=== DATASET ENTRIES ===
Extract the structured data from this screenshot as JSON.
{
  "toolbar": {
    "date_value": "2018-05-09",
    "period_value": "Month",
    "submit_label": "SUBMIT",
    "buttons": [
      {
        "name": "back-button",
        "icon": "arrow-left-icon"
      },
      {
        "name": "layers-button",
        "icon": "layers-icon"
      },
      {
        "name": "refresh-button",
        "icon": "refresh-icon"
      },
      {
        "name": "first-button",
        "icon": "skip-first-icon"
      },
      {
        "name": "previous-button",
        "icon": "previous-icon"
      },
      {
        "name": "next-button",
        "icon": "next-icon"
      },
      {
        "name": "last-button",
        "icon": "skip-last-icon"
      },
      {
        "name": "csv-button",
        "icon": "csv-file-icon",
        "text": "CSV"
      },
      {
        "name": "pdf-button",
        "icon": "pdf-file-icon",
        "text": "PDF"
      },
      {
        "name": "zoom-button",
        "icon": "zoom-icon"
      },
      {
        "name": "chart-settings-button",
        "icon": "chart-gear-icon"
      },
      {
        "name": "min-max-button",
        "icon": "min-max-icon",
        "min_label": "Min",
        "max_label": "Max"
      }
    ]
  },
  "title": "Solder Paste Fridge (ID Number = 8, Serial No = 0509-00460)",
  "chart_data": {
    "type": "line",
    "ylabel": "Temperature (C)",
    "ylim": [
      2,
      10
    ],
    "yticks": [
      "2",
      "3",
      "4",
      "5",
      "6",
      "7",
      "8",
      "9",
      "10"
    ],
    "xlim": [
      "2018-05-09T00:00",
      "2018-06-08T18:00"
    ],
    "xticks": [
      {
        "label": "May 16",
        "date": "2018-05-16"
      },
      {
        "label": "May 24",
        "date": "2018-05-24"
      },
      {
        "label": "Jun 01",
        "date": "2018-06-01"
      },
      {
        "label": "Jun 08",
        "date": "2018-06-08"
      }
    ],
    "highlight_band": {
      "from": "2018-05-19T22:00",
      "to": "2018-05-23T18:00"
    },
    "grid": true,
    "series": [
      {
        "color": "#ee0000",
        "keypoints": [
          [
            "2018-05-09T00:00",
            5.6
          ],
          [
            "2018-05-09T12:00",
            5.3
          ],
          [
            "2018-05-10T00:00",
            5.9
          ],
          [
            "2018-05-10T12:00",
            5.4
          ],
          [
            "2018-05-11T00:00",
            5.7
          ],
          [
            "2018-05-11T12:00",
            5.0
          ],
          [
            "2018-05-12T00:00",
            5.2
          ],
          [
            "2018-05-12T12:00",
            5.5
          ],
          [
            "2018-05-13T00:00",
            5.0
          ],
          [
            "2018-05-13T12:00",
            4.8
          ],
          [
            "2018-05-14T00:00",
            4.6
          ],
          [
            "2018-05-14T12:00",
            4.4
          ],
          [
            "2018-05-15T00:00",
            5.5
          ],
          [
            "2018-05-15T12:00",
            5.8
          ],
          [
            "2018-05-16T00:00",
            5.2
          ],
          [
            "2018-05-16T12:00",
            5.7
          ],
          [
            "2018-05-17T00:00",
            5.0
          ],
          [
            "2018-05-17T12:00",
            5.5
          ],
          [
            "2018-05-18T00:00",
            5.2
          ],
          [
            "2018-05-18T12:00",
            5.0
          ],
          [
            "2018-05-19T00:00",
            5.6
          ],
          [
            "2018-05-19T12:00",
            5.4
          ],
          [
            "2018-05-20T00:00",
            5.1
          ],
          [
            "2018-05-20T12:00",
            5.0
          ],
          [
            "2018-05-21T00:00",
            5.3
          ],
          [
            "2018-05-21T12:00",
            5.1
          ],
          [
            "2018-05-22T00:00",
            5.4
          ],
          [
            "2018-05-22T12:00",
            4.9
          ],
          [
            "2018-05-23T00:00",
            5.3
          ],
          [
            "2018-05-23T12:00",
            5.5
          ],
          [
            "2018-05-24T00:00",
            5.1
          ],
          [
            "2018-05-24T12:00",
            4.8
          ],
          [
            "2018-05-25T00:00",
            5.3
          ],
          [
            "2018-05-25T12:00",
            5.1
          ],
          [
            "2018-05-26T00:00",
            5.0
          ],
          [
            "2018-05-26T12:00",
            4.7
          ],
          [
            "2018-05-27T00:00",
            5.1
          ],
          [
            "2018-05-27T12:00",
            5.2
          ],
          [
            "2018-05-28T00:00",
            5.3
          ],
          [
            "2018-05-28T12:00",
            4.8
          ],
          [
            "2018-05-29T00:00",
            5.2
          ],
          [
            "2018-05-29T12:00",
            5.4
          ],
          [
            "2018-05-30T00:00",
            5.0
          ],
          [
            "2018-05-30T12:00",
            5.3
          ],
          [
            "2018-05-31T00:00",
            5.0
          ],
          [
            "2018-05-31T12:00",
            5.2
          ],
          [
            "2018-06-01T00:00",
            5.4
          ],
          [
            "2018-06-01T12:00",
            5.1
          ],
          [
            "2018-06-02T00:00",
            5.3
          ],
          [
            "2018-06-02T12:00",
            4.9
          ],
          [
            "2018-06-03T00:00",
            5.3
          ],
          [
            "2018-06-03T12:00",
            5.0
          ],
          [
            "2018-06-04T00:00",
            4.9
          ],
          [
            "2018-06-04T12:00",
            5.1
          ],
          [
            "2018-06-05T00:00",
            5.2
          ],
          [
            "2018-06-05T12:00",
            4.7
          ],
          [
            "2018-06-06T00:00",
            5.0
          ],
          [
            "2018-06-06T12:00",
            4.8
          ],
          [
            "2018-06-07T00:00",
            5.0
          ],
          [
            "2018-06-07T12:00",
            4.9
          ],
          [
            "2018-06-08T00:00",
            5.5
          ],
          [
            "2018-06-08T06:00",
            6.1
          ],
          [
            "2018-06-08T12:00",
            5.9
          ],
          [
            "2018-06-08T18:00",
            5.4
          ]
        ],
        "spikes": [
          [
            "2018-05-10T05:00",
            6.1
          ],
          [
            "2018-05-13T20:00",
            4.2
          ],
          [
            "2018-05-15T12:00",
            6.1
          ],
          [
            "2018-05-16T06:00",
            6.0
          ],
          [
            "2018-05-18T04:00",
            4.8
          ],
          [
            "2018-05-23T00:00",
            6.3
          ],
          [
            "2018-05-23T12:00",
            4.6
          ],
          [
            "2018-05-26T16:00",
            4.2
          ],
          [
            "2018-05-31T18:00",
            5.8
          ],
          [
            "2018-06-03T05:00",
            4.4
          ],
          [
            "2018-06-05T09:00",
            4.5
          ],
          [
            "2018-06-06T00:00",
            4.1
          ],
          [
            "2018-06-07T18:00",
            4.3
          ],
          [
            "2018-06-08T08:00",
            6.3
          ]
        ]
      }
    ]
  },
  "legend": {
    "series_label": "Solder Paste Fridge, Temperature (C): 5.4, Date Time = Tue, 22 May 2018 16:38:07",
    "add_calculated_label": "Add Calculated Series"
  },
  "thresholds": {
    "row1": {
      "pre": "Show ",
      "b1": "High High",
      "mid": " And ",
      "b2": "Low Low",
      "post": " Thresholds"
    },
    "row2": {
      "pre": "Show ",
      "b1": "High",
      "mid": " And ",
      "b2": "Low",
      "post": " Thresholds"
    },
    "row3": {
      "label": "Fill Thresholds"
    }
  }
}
===
= PROBLEM TO WORK ON =
Copy out each record exactly as given, omitting none.

= RESULT OF THE EXERCISE =
Extract the structured data from this screenshot as JSON.
{
  "toolbar": {
    "date_value": "2018-05-09",
    "period_value": "Month",
    "submit_label": "SUBMIT",
    "buttons": [
      {
        "name": "back-button",
        "icon": "arrow-left-icon"
      },
      {
        "name": "layers-button",
        "icon": "layers-icon"
      },
      {
        "name": "refresh-button",
        "icon": "refresh-icon"
      },
      {
        "name": "first-button",
        "icon": "skip-first-icon"
      },
      {
        "name": "previous-button",
        "icon": "previous-icon"
      },
      {
        "name": "next-button",
        "icon": "next-icon"
      },
      {
        "name": "last-button",
        "icon": "skip-last-icon"
      },
      {
        "name": "csv-button",
        "icon": "csv-file-icon",
        "text": "CSV"
      },
      {
        "name": "pdf-button",
        "icon": "pdf-file-icon",
        "text": "PDF"
      },
      {
        "name": "zoom-button",
        "icon": "zoom-icon"
      },
      {
        "name": "chart-settings-button",
        "icon": "chart-gear-icon"
      },
      {
        "name": "min-max-button",
        "icon": "min-max-icon",
        "min_label": "Min",
        "max_label": "Max"
      }
    ]
  },
  "title": "Solder Paste Fridge (ID Number = 8, Serial No = 0509-00460)",
  "chart_data": {
    "type": "line",
    "ylabel": "Temperature (C)",
    "ylim": [
      2,
      10
    ],
    "yticks": [
      "2",
      "3",
      "4",
      "5",
      "6",
      "7",
      "8",
      "9",
      "10"
    ],
    "xlim": [
      "2018-05-09T00:00",
      "2018-06-08T18:00"
    ],
    "xticks": [
      {
        "label": "May 16",
        "date": "2018-05-16"
      },
      {
        "label": "May 24",
        "date": "2018-05-24"
      },
      {
        "label": "Jun 01",
        "date": "2018-06-01"
      },
      {
        "label": "Jun 08",
        "date": "2018-06-08"
      }
    ],
    "highlight_band": {
      "from": "2018-05-19T22:00",
      "to": "2018-05-23T18:00"
    },
    "grid": true,
    "series": [
      {
        "color": "#ee0000",
        "keypoints": [
          [
            "2018-05-09T00:00",
            5.6
          ],
          [
            "2018-05-09T12:00",
            5.3
          ],
          [
            "2018-05-10T00:00",
            5.9
          ],
          [
            "2018-05-10T12:00",
            5.4
          ],
          [
            "2018-05-11T00:00",
            5.7
          ],
          [
            "2018-05-11T12:00",
            5.0
          ],
          [
            "2018-05-12T00:00",
            5.2
          ],
          [
            "2018-05-12T12:00",
            5.5
          ],
          [
            "2018-05-13T00:00",
            5.0
          ],
          [
            "2018-05-13T12:00",
            4.8
          ],
          [
            "2018-05-14T00:00",
            4.6
          ],
          [
            "2018-05-14T12:00",
            4.4
          ],
          [
            "2018-05-15T00:00",
            5.5
          ],
          [
            "2018-05-15T12:00",
            5.8
          ],
          [
            "2018-05-16T00:00",
            5.2
          ],
          [
            "2018-05-16T12:00",
            5.7
          ],
          [
            "2018-05-17T00:00",
            5.0
          ],
          [
            "2018-05-17T12:00",
            5.5
          ],
          [
            "2018-05-18T00:00",
            5.2
          ],
          [
            "2018-05-18T12:00",
            5.0
          ],
          [
            "2018-05-19T00:00",
            5.6
          ],
          [
            "2018-05-19T12:00",
            5.4
          ],
          [
            "2018-05-20T00:00",
            5.1
          ],
          [
            "2018-05-20T12:00",
            5.0
          ],
          [
            "2018-05-21T00:00",
            5.3
          ],
          [
            "2018-05-21T12:00",
            5.1
          ],
          [
            "2018-05-22T00:00",
            5.4
          ],
          [
            "2018-05-22T12:00",
            4.9
          ],
          [
            "2018-05-23T00:00",
            5.3
          ],
          [
            "2018-05-23T12:00",
            5.5
          ],
          [
            "2018-05-24T00:00",
            5.1
          ],
          [
            "2018-05-24T12:00",
            4.8
          ],
          [
            "2018-05-25T00:00",
            5.3
          ],
          [
            "2018-05-25T12:00",
            5.1
          ],
          [
            "2018-05-26T00:00",
            5.0
          ],
          [
            "2018-05-26T12:00",
            4.7
          ],
          [
            "2018-05-27T00:00",
            5.1
          ],
          [
            "2018-05-27T12:00",
            5.2
          ],
          [
            "2018-05-28T00:00",
            5.3
          ],
          [
            "2018-05-28T12:00",
            4.8
          ],
          [
            "2018-05-29T00:00",
            5.2
          ],
          [
            "2018-05-29T12:00",
            5.4
          ],
          [
            "2018-05-30T00:00",
            5.0
          ],
          [
            "2018-05-30T12:00",
            5.3
          ],
          [
            "2018-05-31T00:00",
            5.0
          ],
          [
            "2018-05-31T12:00",
            5.2
          ],
          [
            "2018-06-01T00:00",
            5.4
          ],
          [
            "2018-06-01T12:00",
            5.1
          ],
          [
            "2018-06-02T00:00",
            5.3
          ],
          [
            "2018-06-02T12:00",
            4.9
          ],
          [
            "2018-06-03T00:00",
            5.3
          ],
          [
            "2018-06-03T12:00",
            5.0
          ],
          [
            "2018-06-04T00:00",
            4.9
          ],
          [
            "2018-06-04T12:00",
            5.1
          ],
          [
            "2018-06-05T00:00",
            5.2
          ],
          [
            "2018-06-05T12:00",
            4.7
          ],
          [
            "2018-06-06T00:00",
            5.0
          ],
          [
            "2018-06-06T12:00",
            4.8
          ],
          [
            "2018-06-07T00:00",
            5.0
          ],
          [
            "2018-06-07T12:00",
            4.9
          ],
          [
            "2018-06-08T00:00",
            5.5
          ],
          [
            "2018-06-08T06:00",
            6.1
          ],
          [
            "2018-06-08T12:00",
            5.9
          ],
          [
            "2018-06-08T18:00",
            5.4
          ]
        ],
        "spikes": [
          [
            "2018-05-10T05:00",
            6.1
          ],
          [
            "2018-05-13T20:00",
            4.2
          ],
          [
            "2018-05-15T12:00",
            6.1
          ],
          [
            "2018-05-16T06:00",
            6.0
          ],
          [
            "2018-05-18T04:00",
            4.8
          ],
          [
            "2018-05-23T00:00",
            6.3
          ],
          [
            "2018-05-23T12:00",
            4.6
          ],
          [
            "2018-05-26T16:00",
            4.2
          ],
          [
            "2018-05-31T18:00",
            5.8
          ],
          [
            "2018-06-03T05:00",
            4.4
          ],
          [
            "2018-06-05T09:00",
            4.5
          ],
          [
            "2018-06-06T00:00",
            4.1
          ],
          [
            "2018-06-07T18:00",
            4.3
          ],
          [
            "2018-06-08T08:00",
            6.3
          ]
        ]
      }
    ]
  },
  "legend": {
    "series_label": "Solder Paste Fridge, Temperature (C): 5.4, Date Time = Tue, 22 May 2018 16:38:07",
    "add_calculated_label": "Add Calculated Series"
  },
  "thresholds": {
    "row1": {
      "pre": "Show ",
      "b1": "High High",
      "mid": " And ",
      "b2": "Low Low",
      "post": " Thresholds"
    },
    "row2": {
      "pre": "Show ",
      "b1": "High",
      "mid": " And ",
      "b2": "Low",
      "post": " Thresholds"
    },
    "row3": {
      "label": "Fill Thresholds"
    }
  }
}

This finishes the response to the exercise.